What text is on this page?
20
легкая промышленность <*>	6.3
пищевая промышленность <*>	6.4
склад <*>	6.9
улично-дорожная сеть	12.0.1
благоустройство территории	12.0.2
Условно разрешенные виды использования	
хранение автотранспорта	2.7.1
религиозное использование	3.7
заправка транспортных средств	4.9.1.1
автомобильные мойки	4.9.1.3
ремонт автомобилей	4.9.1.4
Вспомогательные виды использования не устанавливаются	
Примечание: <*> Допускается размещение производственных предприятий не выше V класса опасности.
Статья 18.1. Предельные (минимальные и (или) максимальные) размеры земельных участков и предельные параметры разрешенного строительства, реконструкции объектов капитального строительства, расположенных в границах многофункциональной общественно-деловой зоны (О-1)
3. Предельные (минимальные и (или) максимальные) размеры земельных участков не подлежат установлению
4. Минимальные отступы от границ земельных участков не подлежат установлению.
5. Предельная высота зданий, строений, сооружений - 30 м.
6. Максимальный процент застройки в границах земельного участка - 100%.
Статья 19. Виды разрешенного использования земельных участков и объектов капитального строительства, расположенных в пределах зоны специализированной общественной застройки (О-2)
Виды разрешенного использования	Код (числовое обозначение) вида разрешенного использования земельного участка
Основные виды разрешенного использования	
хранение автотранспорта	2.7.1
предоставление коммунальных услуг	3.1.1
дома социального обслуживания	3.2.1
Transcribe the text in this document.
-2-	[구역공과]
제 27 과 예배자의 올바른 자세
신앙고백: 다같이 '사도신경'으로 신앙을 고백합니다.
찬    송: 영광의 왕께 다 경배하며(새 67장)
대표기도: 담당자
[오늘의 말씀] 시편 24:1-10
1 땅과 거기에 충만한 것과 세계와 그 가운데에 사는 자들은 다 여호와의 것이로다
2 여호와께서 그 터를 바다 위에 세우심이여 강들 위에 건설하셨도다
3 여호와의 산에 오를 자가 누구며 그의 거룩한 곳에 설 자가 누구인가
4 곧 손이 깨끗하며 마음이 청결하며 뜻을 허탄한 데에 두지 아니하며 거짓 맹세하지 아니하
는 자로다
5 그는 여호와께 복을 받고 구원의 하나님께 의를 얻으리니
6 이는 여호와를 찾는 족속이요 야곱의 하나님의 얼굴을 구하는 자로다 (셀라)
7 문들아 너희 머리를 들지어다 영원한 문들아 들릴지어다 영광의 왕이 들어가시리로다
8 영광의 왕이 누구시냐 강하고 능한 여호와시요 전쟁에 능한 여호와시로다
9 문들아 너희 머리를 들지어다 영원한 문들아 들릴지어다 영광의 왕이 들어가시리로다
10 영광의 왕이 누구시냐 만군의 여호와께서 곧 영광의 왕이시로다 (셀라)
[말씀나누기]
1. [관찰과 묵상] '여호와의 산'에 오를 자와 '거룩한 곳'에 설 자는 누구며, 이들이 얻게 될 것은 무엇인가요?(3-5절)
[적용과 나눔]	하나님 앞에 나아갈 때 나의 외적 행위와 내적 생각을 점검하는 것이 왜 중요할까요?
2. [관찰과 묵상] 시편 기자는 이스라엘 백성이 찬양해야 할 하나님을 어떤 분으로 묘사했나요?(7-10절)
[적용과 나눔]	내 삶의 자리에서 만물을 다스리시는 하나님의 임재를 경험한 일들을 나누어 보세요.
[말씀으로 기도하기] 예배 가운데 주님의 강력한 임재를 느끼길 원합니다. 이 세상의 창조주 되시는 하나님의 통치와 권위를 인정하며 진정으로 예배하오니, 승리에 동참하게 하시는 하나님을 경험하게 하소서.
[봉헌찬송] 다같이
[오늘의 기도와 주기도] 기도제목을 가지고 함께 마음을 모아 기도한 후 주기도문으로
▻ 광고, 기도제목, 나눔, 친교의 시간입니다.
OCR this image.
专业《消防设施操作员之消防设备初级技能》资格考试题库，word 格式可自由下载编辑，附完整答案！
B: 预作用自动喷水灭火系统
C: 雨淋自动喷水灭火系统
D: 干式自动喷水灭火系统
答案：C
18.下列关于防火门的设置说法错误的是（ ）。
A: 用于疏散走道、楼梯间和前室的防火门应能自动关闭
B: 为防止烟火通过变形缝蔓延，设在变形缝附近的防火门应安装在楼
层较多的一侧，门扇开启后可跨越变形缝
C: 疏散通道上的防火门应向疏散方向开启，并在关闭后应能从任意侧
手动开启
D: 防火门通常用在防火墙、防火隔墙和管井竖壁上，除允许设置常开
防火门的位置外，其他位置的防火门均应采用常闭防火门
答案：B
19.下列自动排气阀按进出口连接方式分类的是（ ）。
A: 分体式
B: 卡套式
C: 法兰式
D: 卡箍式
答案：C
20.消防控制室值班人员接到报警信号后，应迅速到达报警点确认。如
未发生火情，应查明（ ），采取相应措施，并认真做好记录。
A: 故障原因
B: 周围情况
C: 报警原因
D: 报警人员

^^^^

WHAT NEEDS TO BE DONE:
Each entry must be reproduced verbatim.

WRITTEN ANSWER:
What text is on this page?
20
легкая промышленность <*>	6.3
пищевая промышленность <*>	6.4
склад <*>	6.9
улично-дорожная сеть	12.0.1
благоустройство территории	12.0.2
Условно разрешенные виды использования	
хранение автотранспорта	2.7.1
религиозное использование	3.7
заправка транспортных средств	4.9.1.1
автомобильные мойки	4.9.1.3
ремонт автомобилей	4.9.1.4
Вспомогательные виды использования не устанавливаются	
Примечание: <*> Допускается размещение производственных предприятий не выше V класса опасности.
Статья 18.1. Предельные (минимальные и (или) максимальные) размеры земельных участков и предельные параметры разрешенного строительства, реконструкции объектов капитального строительства, расположенных в границах многофункциональной общественно-деловой зоны (О-1)
3. Предельные (минимальные и (или) максимальные) размеры земельных участков не подлежат установлению
4. Минимальные отступы от границ земельных участков не подлежат установлению.
5. Предельная высота зданий, строений, сооружений - 30 м.
6. Максимальный процент застройки в границах земельного участка - 100%.
Статья 19. Виды разрешенного использования земельных участков и объектов капитального строительства, расположенных в пределах зоны специализированной общественной застройки (О-2)
Виды разрешенного использования	Код (числовое обозначение) вида разрешенного использования земельного участка
Основные виды разрешенного использования	
хранение автотранспорта	2.7.1
предоставление коммунальных услуг	3.1.1
дома социального обслуживания	3.2.1
Transcribe the text in this document.
-2-	[구역공과]
제 27 과 예배자의 올바른 자세
신앙고백: 다같이 '사도신경'으로 신앙을 고백합니다.
찬    송: 영광의 왕께 다 경배하며(새 67장)
대표기도: 담당자
[오늘의 말씀] 시편 24:1-10
1 땅과 거기에 충만한 것과 세계와 그 가운데에 사는 자들은 다 여호와의 것이로다
2 여호와께서 그 터를 바다 위에 세우심이여 강들 위에 건설하셨도다
3 여호와의 산에 오를 자가 누구며 그의 거룩한 곳에 설 자가 누구인가
4 곧 손이 깨끗하며 마음이 청결하며 뜻을 허탄한 데에 두지 아니하며 거짓 맹세하지 아니하
는 자로다
5 그는 여호와께 복을 받고 구원의 하나님께 의를 얻으리니
6 이는 여호와를 찾는 족속이요 야곱의 하나님의 얼굴을 구하는 자로다 (셀라)
7 문들아 너희 머리를 들지어다 영원한 문들아 들릴지어다 영광의 왕이 들어가시리로다
8 영광의 왕이 누구시냐 강하고 능한 여호와시요 전쟁에 능한 여호와시로다
9 문들아 너희 머리를 들지어다 영원한 문들아 들릴지어다 영광의 왕이 들어가시리로다
10 영광의 왕이 누구시냐 만군의 여호와께서 곧 영광의 왕이시로다 (셀라)
[말씀나누기]
1. [관찰과 묵상] '여호와의 산'에 오를 자와 '거룩한 곳'에 설 자는 누구며, 이들이 얻게 될 것은 무엇인가요?(3-5절)
[적용과 나눔]	하나님 앞에 나아갈 때 나의 외적 행위와 내적 생각을 점검하는 것이 왜 중요할까요?
2. [관찰과 묵상] 시편 기자는 이스라엘 백성이 찬양해야 할 하나님을 어떤 분으로 묘사했나요?(7-10절)
[적용과 나눔]	내 삶의 자리에서 만물을 다스리시는 하나님의 임재를 경험한 일들을 나누어 보세요.
[말씀으로 기도하기] 예배 가운데 주님의 강력한 임재를 느끼길 원합니다. 이 세상의 창조주 되시는 하나님의 통치와 권위를 인정하며 진정으로 예배하오니, 승리에 동참하게 하시는 하나님을 경험하게 하소서.
[봉헌찬송] 다같이
[오늘의 기도와 주기도] 기도제목을 가지고 함께 마음을 모아 기도한 후 주기도문으로
▻ 광고, 기도제목, 나눔, 친교의 시간입니다.
OCR this image.
专业《消防设施操作员之消防设备初级技能》资格考试题库，word 格式可自由下载编辑，附完整答案！
B: 预作用自动喷水灭火系统
C: 雨淋自动喷水灭火系统
D: 干式自动喷水灭火系统
答案：C
18.下列关于防火门的设置说法错误的是（ ）。
A: 用于疏散走道、楼梯间和前室的防火门应能自动关闭
B: 为防止烟火通过变形缝蔓延，设在变形缝附近的防火门应安装在楼
层较多的一侧，门扇开启后可跨越变形缝
C: 疏散通道上的防火门应向疏散方向开启，并在关闭后应能从任意侧
手动开启
D: 防火门通常用在防火墙、防火隔墙和管井竖壁上，除允许设置常开
防火门的位置外，其他位置的防火门均应采用常闭防火门
答案：B
19.下列自动排气阀按进出口连接方式分类的是（ ）。
A: 分体式
B: 卡套式
C: 法兰式
D: 卡箍式
答案：C
20.消防控制室值班人员接到报警信号后，应迅速到达报警点确认。如
未发生火情，应查明（ ），采取相应措施，并认真做好记录。
A: 故障原因
B: 周围情况
C: 报警原因
D: 报警人员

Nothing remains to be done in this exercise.